--- START OF Data to process ---

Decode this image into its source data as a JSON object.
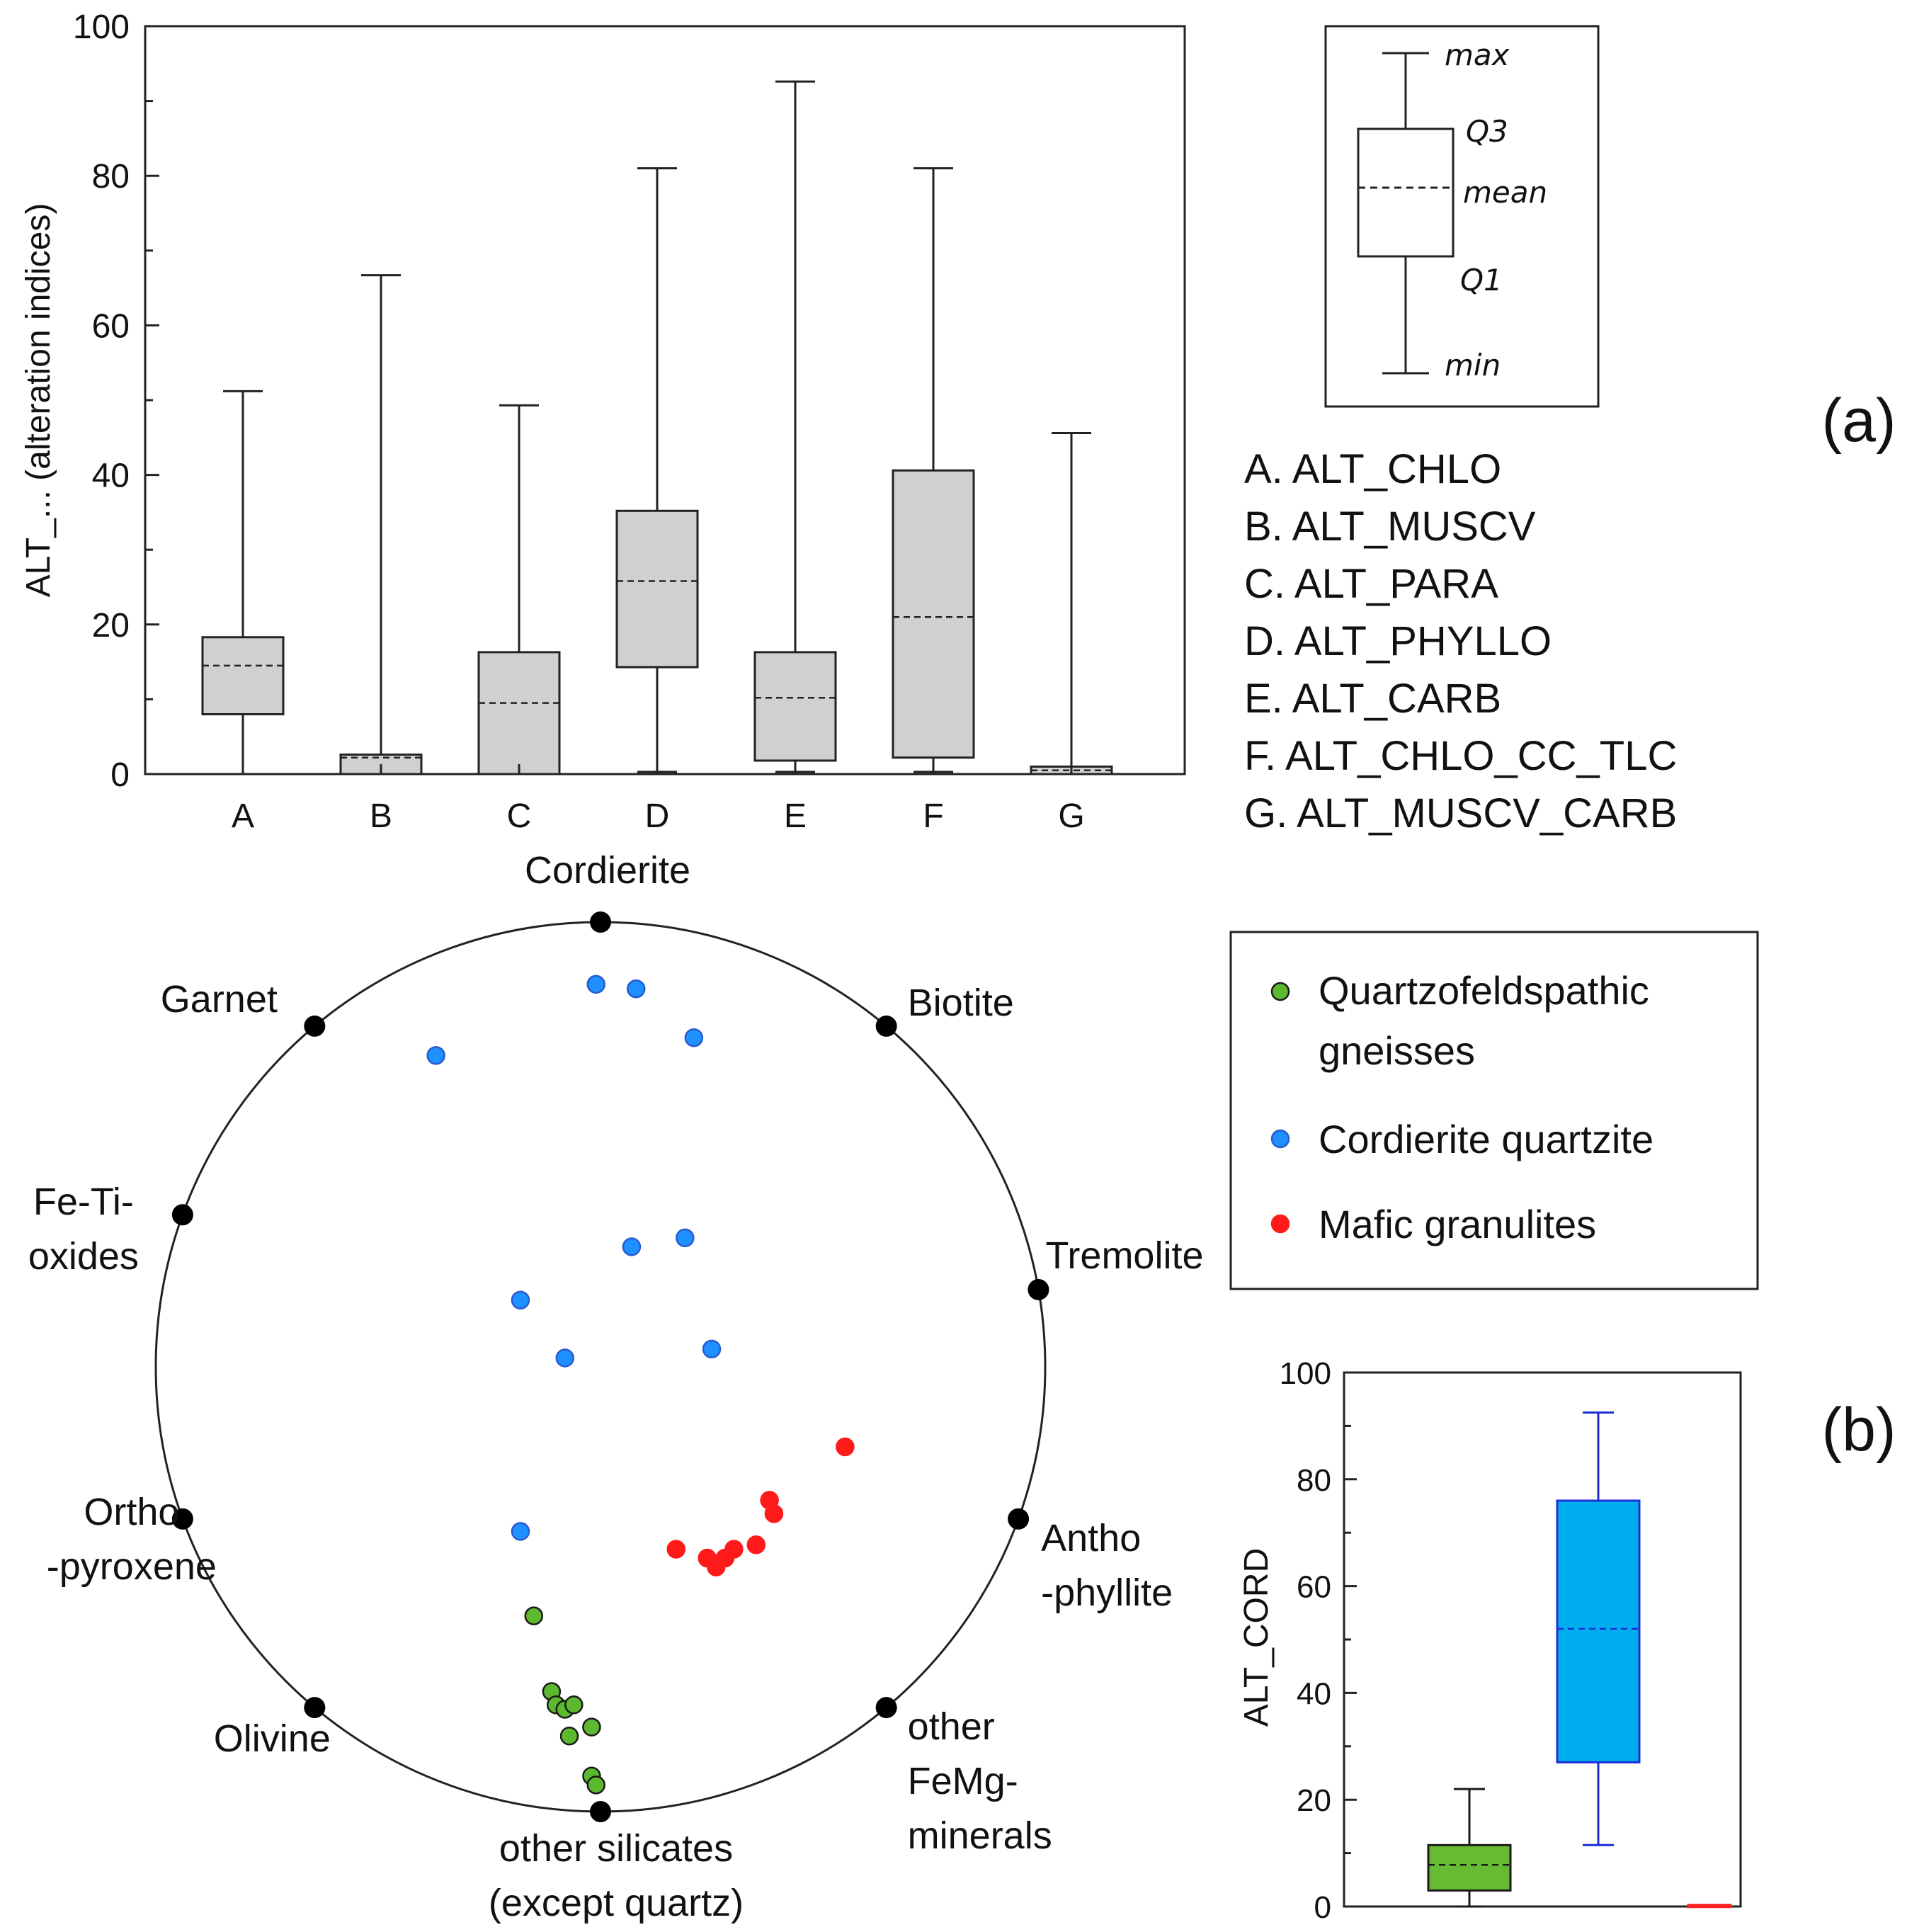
{
  "panel_tags": {
    "a": "(a)",
    "b": "(b)"
  },
  "box_key": {
    "max": "max",
    "q3": "Q3",
    "mean": "mean",
    "q1": "Q1",
    "min": "min"
  },
  "chart_data": [
    {
      "type": "box",
      "id": "a",
      "ylabel": "ALT_... (alteration indices)",
      "ylim": [
        0,
        100
      ],
      "yticks": [
        0,
        20,
        40,
        60,
        80,
        100
      ],
      "categories": [
        "A",
        "B",
        "C",
        "D",
        "E",
        "F",
        "G"
      ],
      "boxes": [
        {
          "cat": "A",
          "min": 0,
          "q1": 8,
          "mean": 14.5,
          "q3": 18.3,
          "max": 51.2
        },
        {
          "cat": "B",
          "min": 0,
          "q1": 0,
          "mean": 2.2,
          "q3": 2.6,
          "max": 66.7
        },
        {
          "cat": "C",
          "min": 0,
          "q1": 0,
          "mean": 9.5,
          "q3": 16.3,
          "max": 49.3
        },
        {
          "cat": "D",
          "min": 0.3,
          "q1": 14.3,
          "mean": 25.8,
          "q3": 35.2,
          "max": 81
        },
        {
          "cat": "E",
          "min": 0.3,
          "q1": 1.8,
          "mean": 10.2,
          "q3": 16.3,
          "max": 92.6
        },
        {
          "cat": "F",
          "min": 0.3,
          "q1": 2.2,
          "mean": 21,
          "q3": 40.6,
          "max": 81
        },
        {
          "cat": "G",
          "min": 0,
          "q1": 0,
          "mean": 0.5,
          "q3": 1.0,
          "max": 45.6
        }
      ],
      "legend": [
        "A. ALT_CHLO",
        "B. ALT_MUSCV",
        "C. ALT_PARA",
        "D. ALT_PHYLLO",
        "E. ALT_CARB",
        "F. ALT_CHLO_CC_TLC",
        "G. ALT_MUSCV_CARB"
      ]
    },
    {
      "type": "scatter",
      "subtype": "circular mineral diagram",
      "id": "b-circle",
      "vertices": [
        {
          "lines": [
            "Cordierite"
          ],
          "angle": 0
        },
        {
          "lines": [
            "Biotite"
          ],
          "angle": 40
        },
        {
          "lines": [
            "Tremolite"
          ],
          "angle": 80
        },
        {
          "lines": [
            "Antho",
            "-phyllite"
          ],
          "angle": 110
        },
        {
          "lines": [
            "other",
            "FeMg-",
            "minerals"
          ],
          "angle": 140
        },
        {
          "lines": [
            "other silicates",
            "(except quartz)"
          ],
          "angle": 180
        },
        {
          "lines": [
            "Olivine"
          ],
          "angle": 220
        },
        {
          "lines": [
            "Ortho",
            "-pyroxene"
          ],
          "angle": 250
        },
        {
          "lines": [
            "Fe-Ti-",
            "oxides"
          ],
          "angle": 290
        },
        {
          "lines": [
            "Garnet"
          ],
          "angle": 320
        }
      ],
      "series": [
        {
          "name_lines": [
            "Quartzofeldspathic",
            "gneisses"
          ],
          "color": "#5cb82e",
          "outline": "#1a1a1a",
          "points": [
            [
              -0.15,
              -0.56
            ],
            [
              -0.11,
              -0.73
            ],
            [
              -0.1,
              -0.76
            ],
            [
              -0.08,
              -0.77
            ],
            [
              -0.06,
              -0.76
            ],
            [
              -0.07,
              -0.83
            ],
            [
              -0.02,
              -0.81
            ],
            [
              -0.02,
              -0.92
            ],
            [
              -0.01,
              -0.94
            ]
          ]
        },
        {
          "name": "Cordierite quartzite",
          "color": "#1e90ff",
          "outline": "#2a5ad0",
          "points": [
            [
              -0.01,
              0.86
            ],
            [
              0.08,
              0.85
            ],
            [
              0.21,
              0.74
            ],
            [
              -0.37,
              0.7
            ],
            [
              0.19,
              0.29
            ],
            [
              0.07,
              0.27
            ],
            [
              -0.18,
              0.15
            ],
            [
              0.25,
              0.04
            ],
            [
              -0.08,
              0.02
            ],
            [
              -0.18,
              -0.37
            ]
          ]
        },
        {
          "name": "Mafic granulites",
          "color": "#ff1a1a",
          "outline": "#ff1a1a",
          "points": [
            [
              0.55,
              -0.18
            ],
            [
              0.38,
              -0.3
            ],
            [
              0.39,
              -0.33
            ],
            [
              0.35,
              -0.4
            ],
            [
              0.3,
              -0.41
            ],
            [
              0.17,
              -0.41
            ],
            [
              0.24,
              -0.43
            ],
            [
              0.28,
              -0.43
            ],
            [
              0.26,
              -0.45
            ]
          ]
        }
      ]
    },
    {
      "type": "box",
      "id": "b-box",
      "ylabel": "ALT_CORD",
      "ylim": [
        0,
        100
      ],
      "yticks": [
        0,
        20,
        40,
        60,
        80,
        100
      ],
      "boxes": [
        {
          "min": 0,
          "q1": 3,
          "mean": 7.8,
          "q3": 11.5,
          "max": 22,
          "fill": "#66bb33",
          "stroke": "#1a1a1a"
        },
        {
          "min": 11.5,
          "q1": 27,
          "mean": 52,
          "q3": 76,
          "max": 92.5,
          "fill": "#00aeef",
          "stroke": "#1f2fd6"
        },
        {
          "min": 0,
          "q1": 0,
          "mean": 0,
          "q3": 0.3,
          "max": 0.3,
          "fill": "#ff2020",
          "stroke": "#ff2020"
        }
      ]
    }
  ]
}
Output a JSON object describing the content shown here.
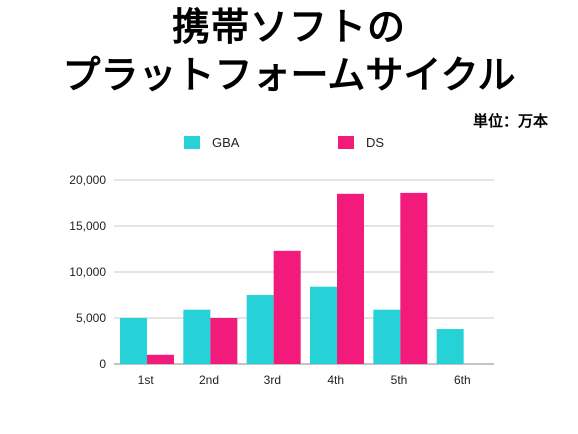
{
  "title": {
    "line1": "携帯ソフトの",
    "line2": "プラットフォームサイクル"
  },
  "unit_label": "単位：万本",
  "colors": {
    "GBA": "#26d2d8",
    "DS": "#f21a7a",
    "grid": "#c8c8c8",
    "axis": "#888888"
  },
  "chart_data": {
    "type": "bar",
    "categories": [
      "1st",
      "2nd",
      "3rd",
      "4th",
      "5th",
      "6th"
    ],
    "series": [
      {
        "name": "GBA",
        "values": [
          5000,
          5900,
          7500,
          8400,
          5900,
          3800
        ]
      },
      {
        "name": "DS",
        "values": [
          1000,
          5000,
          12300,
          18500,
          18600,
          null
        ]
      }
    ],
    "title": "携帯ソフトのプラットフォームサイクル",
    "ylim": [
      0,
      20000
    ],
    "yticks": [
      0,
      5000,
      10000,
      15000,
      20000
    ],
    "ytick_labels": [
      "0",
      "5,000",
      "10,000",
      "15,000",
      "20,000"
    ],
    "grid": true,
    "legend": "top-center"
  }
}
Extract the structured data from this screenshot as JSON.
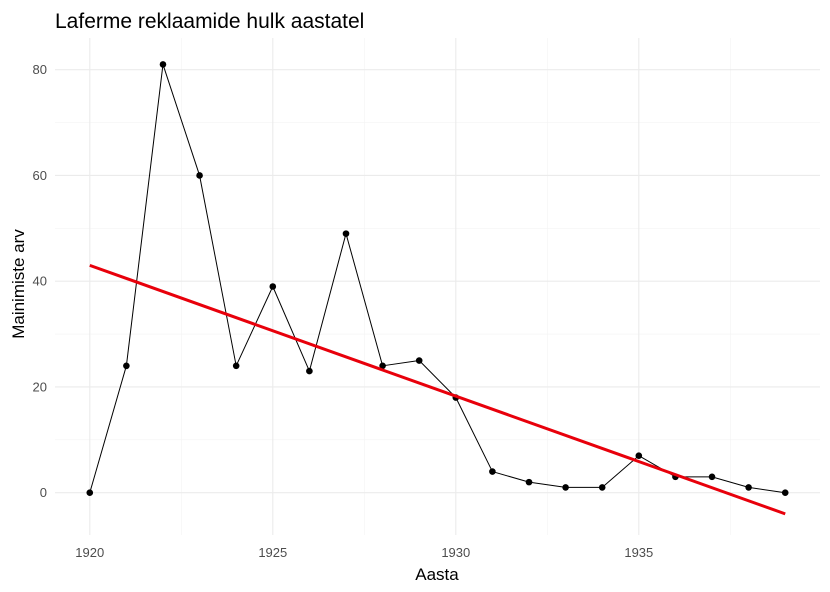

--- END OF Data to process ---

Set every line down exactly as written, leaving each picture out.

Decode this image into its source data as a JSON object.
{
  "panel_tags": {
    "a": "(a)",
    "b": "(b)"
  },
  "box_key": {
    "max": "max",
    "q3": "Q3",
    "mean": "mean",
    "q1": "Q1",
    "min": "min"
  },
  "chart_data": [
    {
      "type": "box",
      "id": "a",
      "ylabel": "ALT_... (alteration indices)",
      "ylim": [
        0,
        100
      ],
      "yticks": [
        0,
        20,
        40,
        60,
        80,
        100
      ],
      "categories": [
        "A",
        "B",
        "C",
        "D",
        "E",
        "F",
        "G"
      ],
      "boxes": [
        {
          "cat": "A",
          "min": 0,
          "q1": 8,
          "mean": 14.5,
          "q3": 18.3,
          "max": 51.2
        },
        {
          "cat": "B",
          "min": 0,
          "q1": 0,
          "mean": 2.2,
          "q3": 2.6,
          "max": 66.7
        },
        {
          "cat": "C",
          "min": 0,
          "q1": 0,
          "mean": 9.5,
          "q3": 16.3,
          "max": 49.3
        },
        {
          "cat": "D",
          "min": 0.3,
          "q1": 14.3,
          "mean": 25.8,
          "q3": 35.2,
          "max": 81
        },
        {
          "cat": "E",
          "min": 0.3,
          "q1": 1.8,
          "mean": 10.2,
          "q3": 16.3,
          "max": 92.6
        },
        {
          "cat": "F",
          "min": 0.3,
          "q1": 2.2,
          "mean": 21,
          "q3": 40.6,
          "max": 81
        },
        {
          "cat": "G",
          "min": 0,
          "q1": 0,
          "mean": 0.5,
          "q3": 1.0,
          "max": 45.6
        }
      ],
      "legend": [
        "A. ALT_CHLO",
        "B. ALT_MUSCV",
        "C. ALT_PARA",
        "D. ALT_PHYLLO",
        "E. ALT_CARB",
        "F. ALT_CHLO_CC_TLC",
        "G. ALT_MUSCV_CARB"
      ]
    },
    {
      "type": "scatter",
      "subtype": "circular mineral diagram",
      "id": "b-circle",
      "vertices": [
        {
          "lines": [
            "Cordierite"
          ],
          "angle": 0
        },
        {
          "lines": [
            "Biotite"
          ],
          "angle": 40
        },
        {
          "lines": [
            "Tremolite"
          ],
          "angle": 80
        },
        {
          "lines": [
            "Antho",
            "-phyllite"
          ],
          "angle": 110
        },
        {
          "lines": [
            "other",
            "FeMg-",
            "minerals"
          ],
          "angle": 140
        },
        {
          "lines": [
            "other silicates",
            "(except quartz)"
          ],
          "angle": 180
        },
        {
          "lines": [
            "Olivine"
          ],
          "angle": 220
        },
        {
          "lines": [
            "Ortho",
            "-pyroxene"
          ],
          "angle": 250
        },
        {
          "lines": [
            "Fe-Ti-",
            "oxides"
          ],
          "angle": 290
        },
        {
          "lines": [
            "Garnet"
          ],
          "angle": 320
        }
      ],
      "series": [
        {
          "name_lines": [
            "Quartzofeldspathic",
            "gneisses"
          ],
          "color": "#5cb82e",
          "outline": "#1a1a1a",
          "points": [
            [
              -0.15,
              -0.56
            ],
            [
              -0.11,
              -0.73
            ],
            [
              -0.1,
              -0.76
            ],
            [
              -0.08,
              -0.77
            ],
            [
              -0.06,
              -0.76
            ],
            [
              -0.07,
              -0.83
            ],
            [
              -0.02,
              -0.81
            ],
            [
              -0.02,
              -0.92
            ],
            [
              -0.01,
              -0.94
            ]
          ]
        },
        {
          "name": "Cordierite quartzite",
          "color": "#1e90ff",
          "outline": "#2a5ad0",
          "points": [
            [
              -0.01,
              0.86
            ],
            [
              0.08,
              0.85
            ],
            [
              0.21,
              0.74
            ],
            [
              -0.37,
              0.7
            ],
            [
              0.19,
              0.29
            ],
            [
              0.07,
              0.27
            ],
            [
              -0.18,
              0.15
            ],
            [
              0.25,
              0.04
            ],
            [
              -0.08,
              0.02
            ],
            [
              -0.18,
              -0.37
            ]
          ]
        },
        {
          "name": "Mafic granulites",
          "color": "#ff1a1a",
          "outline": "#ff1a1a",
          "points": [
            [
              0.55,
              -0.18
            ],
            [
              0.38,
              -0.3
            ],
            [
              0.39,
              -0.33
            ],
            [
              0.35,
              -0.4
            ],
            [
              0.3,
              -0.41
            ],
            [
              0.17,
              -0.41
            ],
            [
              0.24,
              -0.43
            ],
            [
              0.28,
              -0.43
            ],
            [
              0.26,
              -0.45
            ]
          ]
        }
      ]
    },
    {
      "type": "box",
      "id": "b-box",
      "ylabel": "ALT_CORD",
      "ylim": [
        0,
        100
      ],
      "yticks": [
        0,
        20,
        40,
        60,
        80,
        100
      ],
      "boxes": [
        {
          "min": 0,
          "q1": 3,
          "mean": 7.8,
          "q3": 11.5,
          "max": 22,
          "fill": "#66bb33",
          "stroke": "#1a1a1a"
        },
        {
          "min": 11.5,
          "q1": 27,
          "mean": 52,
          "q3": 76,
          "max": 92.5,
          "fill": "#00aeef",
          "stroke": "#1f2fd6"
        },
        {
          "min": 0,
          "q1": 0,
          "mean": 0,
          "q3": 0.3,
          "max": 0.3,
          "fill": "#ff2020",
          "stroke": "#ff2020"
        }
      ]
    }
  ]
}
Output a JSON object describing the content shown here.
{
  "title": {
    "line1": "携帯ソフトの",
    "line2": "プラットフォームサイクル"
  },
  "unit_label": "単位：万本",
  "colors": {
    "GBA": "#26d2d8",
    "DS": "#f21a7a",
    "grid": "#c8c8c8",
    "axis": "#888888"
  },
  "chart_data": {
    "type": "bar",
    "categories": [
      "1st",
      "2nd",
      "3rd",
      "4th",
      "5th",
      "6th"
    ],
    "series": [
      {
        "name": "GBA",
        "values": [
          5000,
          5900,
          7500,
          8400,
          5900,
          3800
        ]
      },
      {
        "name": "DS",
        "values": [
          1000,
          5000,
          12300,
          18500,
          18600,
          null
        ]
      }
    ],
    "title": "携帯ソフトのプラットフォームサイクル",
    "ylim": [
      0,
      20000
    ],
    "yticks": [
      0,
      5000,
      10000,
      15000,
      20000
    ],
    "ytick_labels": [
      "0",
      "5,000",
      "10,000",
      "15,000",
      "20,000"
    ],
    "grid": true,
    "legend": "top-center"
  }
}
Extract the structured data from this screenshot as JSON.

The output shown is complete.